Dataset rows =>
※
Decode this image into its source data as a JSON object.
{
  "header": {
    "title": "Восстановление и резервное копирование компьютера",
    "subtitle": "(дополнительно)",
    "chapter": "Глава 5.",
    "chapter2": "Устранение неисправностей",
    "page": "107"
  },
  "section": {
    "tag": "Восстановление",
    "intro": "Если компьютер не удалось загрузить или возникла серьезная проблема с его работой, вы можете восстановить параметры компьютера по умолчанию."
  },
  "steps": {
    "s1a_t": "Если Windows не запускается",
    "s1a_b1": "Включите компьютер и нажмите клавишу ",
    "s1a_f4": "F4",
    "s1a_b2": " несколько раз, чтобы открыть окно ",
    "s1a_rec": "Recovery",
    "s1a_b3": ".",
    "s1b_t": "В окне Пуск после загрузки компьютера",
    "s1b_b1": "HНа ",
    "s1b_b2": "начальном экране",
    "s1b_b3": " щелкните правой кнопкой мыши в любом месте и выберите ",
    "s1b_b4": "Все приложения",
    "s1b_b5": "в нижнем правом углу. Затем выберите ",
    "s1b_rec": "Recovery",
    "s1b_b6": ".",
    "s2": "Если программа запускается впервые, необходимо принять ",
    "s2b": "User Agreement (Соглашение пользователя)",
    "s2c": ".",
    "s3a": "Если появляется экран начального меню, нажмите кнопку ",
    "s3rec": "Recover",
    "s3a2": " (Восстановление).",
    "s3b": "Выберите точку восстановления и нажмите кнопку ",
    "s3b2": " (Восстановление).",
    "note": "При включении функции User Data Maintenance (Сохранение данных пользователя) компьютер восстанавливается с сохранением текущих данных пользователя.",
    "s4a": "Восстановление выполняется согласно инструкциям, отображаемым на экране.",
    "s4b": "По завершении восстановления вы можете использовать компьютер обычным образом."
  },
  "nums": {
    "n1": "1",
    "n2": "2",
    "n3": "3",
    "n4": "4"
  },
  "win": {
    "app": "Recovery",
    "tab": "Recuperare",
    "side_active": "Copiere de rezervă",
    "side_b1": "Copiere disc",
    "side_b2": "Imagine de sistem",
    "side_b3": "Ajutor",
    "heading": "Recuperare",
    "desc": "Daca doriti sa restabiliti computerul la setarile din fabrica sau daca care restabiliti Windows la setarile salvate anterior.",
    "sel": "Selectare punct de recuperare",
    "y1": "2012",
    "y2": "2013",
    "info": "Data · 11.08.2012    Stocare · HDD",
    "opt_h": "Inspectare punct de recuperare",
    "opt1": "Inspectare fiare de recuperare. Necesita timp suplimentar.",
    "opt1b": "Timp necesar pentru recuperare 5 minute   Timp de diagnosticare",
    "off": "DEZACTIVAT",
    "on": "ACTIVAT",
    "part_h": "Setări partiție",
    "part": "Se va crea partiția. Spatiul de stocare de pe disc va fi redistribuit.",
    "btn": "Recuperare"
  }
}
※
WHAT IS EXPECTED => Return from the data every line that holds "кнопку".

RESPONSE =>
    "s3a": "Если появляется экран начального меню, нажмите кнопку ",
    "s3b": "Выберите точку восстановления и нажмите кнопку ",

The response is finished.